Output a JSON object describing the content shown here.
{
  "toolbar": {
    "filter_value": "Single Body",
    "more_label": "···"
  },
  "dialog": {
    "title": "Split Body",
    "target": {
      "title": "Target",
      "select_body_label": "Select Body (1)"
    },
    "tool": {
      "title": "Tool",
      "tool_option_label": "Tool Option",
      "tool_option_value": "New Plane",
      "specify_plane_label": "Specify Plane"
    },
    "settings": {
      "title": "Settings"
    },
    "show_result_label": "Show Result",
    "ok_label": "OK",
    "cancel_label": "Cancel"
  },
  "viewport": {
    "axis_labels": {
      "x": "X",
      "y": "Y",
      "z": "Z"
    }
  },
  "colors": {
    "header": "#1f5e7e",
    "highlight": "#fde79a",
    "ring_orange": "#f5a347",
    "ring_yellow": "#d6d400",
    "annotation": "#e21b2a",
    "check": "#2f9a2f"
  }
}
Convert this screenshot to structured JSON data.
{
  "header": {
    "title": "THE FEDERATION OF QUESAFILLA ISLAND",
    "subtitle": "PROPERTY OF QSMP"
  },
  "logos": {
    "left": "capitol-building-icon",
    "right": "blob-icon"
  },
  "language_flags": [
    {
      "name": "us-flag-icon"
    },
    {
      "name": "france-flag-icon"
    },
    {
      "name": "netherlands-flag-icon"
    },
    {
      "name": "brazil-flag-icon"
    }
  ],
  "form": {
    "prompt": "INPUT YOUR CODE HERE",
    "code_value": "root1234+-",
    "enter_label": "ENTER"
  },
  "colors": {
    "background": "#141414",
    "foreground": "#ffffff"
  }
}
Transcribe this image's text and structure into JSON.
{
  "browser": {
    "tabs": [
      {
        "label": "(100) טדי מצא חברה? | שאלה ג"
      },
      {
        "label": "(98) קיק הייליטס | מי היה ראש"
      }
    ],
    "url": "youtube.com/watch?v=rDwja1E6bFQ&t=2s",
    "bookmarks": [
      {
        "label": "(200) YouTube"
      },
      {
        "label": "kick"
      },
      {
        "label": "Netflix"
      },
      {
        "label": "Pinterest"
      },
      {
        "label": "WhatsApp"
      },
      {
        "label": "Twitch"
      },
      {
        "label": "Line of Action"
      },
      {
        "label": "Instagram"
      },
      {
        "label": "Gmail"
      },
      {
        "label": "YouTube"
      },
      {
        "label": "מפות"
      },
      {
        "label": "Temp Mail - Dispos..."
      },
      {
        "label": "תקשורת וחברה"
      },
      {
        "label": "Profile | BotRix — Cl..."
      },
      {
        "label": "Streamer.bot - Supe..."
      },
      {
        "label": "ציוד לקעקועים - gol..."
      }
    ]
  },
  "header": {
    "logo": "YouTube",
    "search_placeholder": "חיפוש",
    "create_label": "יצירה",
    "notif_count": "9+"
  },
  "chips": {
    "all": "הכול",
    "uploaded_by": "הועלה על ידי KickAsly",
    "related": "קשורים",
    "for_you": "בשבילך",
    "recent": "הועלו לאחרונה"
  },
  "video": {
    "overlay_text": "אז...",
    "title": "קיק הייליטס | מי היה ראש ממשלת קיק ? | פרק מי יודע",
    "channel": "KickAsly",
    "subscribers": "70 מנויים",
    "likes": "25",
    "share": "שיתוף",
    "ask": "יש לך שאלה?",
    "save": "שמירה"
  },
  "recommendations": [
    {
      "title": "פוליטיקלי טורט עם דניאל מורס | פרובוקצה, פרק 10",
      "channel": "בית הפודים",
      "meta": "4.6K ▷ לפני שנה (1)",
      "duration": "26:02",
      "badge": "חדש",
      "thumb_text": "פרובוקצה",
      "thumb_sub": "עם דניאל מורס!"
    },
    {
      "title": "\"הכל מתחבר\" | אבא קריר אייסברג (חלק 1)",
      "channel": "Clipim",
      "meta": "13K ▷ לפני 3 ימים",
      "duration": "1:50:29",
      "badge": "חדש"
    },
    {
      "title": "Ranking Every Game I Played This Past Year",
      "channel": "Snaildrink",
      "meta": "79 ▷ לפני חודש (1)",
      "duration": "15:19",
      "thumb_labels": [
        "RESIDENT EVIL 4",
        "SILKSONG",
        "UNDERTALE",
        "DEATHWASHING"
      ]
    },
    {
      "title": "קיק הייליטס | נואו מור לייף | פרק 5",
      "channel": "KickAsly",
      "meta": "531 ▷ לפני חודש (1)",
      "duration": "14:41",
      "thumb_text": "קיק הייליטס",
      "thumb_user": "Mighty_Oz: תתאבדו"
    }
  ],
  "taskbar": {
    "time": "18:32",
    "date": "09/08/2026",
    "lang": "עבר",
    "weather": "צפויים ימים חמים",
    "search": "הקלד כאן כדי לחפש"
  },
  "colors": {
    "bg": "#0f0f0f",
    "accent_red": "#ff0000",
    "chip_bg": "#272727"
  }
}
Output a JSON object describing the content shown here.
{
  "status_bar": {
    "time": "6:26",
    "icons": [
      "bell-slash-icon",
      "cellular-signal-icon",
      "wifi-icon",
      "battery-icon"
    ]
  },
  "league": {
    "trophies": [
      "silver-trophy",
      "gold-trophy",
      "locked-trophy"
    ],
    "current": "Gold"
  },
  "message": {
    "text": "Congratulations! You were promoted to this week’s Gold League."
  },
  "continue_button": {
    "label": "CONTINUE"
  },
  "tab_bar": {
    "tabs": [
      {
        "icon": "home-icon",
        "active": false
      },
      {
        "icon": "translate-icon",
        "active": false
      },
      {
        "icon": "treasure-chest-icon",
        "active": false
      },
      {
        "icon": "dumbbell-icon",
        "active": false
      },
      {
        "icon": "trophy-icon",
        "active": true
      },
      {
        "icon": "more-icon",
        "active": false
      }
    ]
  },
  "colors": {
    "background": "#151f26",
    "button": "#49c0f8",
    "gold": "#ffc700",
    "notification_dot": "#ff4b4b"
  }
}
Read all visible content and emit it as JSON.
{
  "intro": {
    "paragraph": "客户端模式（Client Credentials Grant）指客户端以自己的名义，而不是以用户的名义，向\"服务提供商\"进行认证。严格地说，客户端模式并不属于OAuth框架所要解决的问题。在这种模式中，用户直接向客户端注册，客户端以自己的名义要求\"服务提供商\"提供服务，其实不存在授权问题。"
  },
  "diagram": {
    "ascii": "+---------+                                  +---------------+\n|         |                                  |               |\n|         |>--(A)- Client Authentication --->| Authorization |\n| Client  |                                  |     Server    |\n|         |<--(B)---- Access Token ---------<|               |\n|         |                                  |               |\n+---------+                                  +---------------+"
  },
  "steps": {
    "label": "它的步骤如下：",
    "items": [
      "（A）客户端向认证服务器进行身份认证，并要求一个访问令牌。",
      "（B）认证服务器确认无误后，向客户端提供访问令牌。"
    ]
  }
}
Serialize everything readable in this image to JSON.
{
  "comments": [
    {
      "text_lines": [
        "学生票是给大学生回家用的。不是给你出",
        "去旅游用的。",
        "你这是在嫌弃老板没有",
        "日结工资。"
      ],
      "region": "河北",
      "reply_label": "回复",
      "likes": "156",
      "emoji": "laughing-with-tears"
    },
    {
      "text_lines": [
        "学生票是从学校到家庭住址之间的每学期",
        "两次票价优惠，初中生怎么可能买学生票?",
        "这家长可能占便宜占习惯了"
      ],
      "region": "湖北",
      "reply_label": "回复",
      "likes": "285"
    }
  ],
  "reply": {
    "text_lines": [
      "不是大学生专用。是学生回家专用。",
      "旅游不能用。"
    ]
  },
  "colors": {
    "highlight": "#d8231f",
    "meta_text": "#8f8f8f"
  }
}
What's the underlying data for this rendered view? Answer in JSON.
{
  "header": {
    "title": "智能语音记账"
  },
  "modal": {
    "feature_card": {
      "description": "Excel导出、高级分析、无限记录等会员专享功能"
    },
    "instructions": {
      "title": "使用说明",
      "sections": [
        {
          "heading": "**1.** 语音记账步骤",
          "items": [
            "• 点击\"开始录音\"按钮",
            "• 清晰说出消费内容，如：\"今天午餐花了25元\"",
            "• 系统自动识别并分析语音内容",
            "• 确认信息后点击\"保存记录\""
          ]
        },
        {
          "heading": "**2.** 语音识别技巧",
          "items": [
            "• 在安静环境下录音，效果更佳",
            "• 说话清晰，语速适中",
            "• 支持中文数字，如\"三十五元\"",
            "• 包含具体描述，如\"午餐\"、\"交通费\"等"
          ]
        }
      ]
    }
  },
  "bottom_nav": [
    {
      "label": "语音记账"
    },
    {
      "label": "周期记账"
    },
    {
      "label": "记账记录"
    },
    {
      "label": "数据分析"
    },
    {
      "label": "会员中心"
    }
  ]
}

◆ ◆ ◆ ◆

State how many lines in the records above contain the word "background", giving only the number.

2